Given request:
Which lines in the material contain the string "footer"? Pull out each of them and copy it in full.

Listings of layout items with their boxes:
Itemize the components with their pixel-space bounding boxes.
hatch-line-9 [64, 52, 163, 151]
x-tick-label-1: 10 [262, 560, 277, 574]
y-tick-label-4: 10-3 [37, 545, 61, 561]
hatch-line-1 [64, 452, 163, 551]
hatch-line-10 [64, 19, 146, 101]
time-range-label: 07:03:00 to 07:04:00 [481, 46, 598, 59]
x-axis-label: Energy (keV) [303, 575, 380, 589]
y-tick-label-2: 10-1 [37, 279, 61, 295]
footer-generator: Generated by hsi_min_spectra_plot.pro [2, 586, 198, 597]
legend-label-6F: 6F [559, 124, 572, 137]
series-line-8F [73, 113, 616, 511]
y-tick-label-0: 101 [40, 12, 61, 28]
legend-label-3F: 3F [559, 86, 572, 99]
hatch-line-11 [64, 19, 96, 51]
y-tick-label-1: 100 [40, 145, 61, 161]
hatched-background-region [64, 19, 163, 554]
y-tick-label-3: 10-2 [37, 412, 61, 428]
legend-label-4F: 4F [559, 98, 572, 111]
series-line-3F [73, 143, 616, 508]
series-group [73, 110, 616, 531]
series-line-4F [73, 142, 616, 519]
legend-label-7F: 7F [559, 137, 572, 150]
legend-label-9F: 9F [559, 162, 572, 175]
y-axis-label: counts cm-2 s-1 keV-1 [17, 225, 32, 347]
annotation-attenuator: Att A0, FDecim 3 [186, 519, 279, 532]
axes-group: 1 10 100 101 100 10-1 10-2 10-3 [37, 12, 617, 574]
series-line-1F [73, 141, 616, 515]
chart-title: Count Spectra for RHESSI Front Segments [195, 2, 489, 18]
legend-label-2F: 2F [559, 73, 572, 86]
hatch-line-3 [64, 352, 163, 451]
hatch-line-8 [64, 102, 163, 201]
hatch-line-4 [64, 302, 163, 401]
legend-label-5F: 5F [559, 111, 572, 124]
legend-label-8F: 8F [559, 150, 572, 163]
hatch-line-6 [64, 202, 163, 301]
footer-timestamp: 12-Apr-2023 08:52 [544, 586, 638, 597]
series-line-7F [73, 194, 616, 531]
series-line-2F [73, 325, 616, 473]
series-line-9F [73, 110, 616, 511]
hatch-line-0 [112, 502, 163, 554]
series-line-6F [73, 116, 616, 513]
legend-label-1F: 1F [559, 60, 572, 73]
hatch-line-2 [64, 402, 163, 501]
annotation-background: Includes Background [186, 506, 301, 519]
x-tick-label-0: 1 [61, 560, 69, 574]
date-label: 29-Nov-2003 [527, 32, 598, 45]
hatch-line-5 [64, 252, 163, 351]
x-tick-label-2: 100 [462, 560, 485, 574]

Answer to the exercise:
footer-generator: Generated by hsi_min_spectra_plot.pro [2, 586, 198, 597]
footer-timestamp: 12-Apr-2023 08:52 [544, 586, 638, 597]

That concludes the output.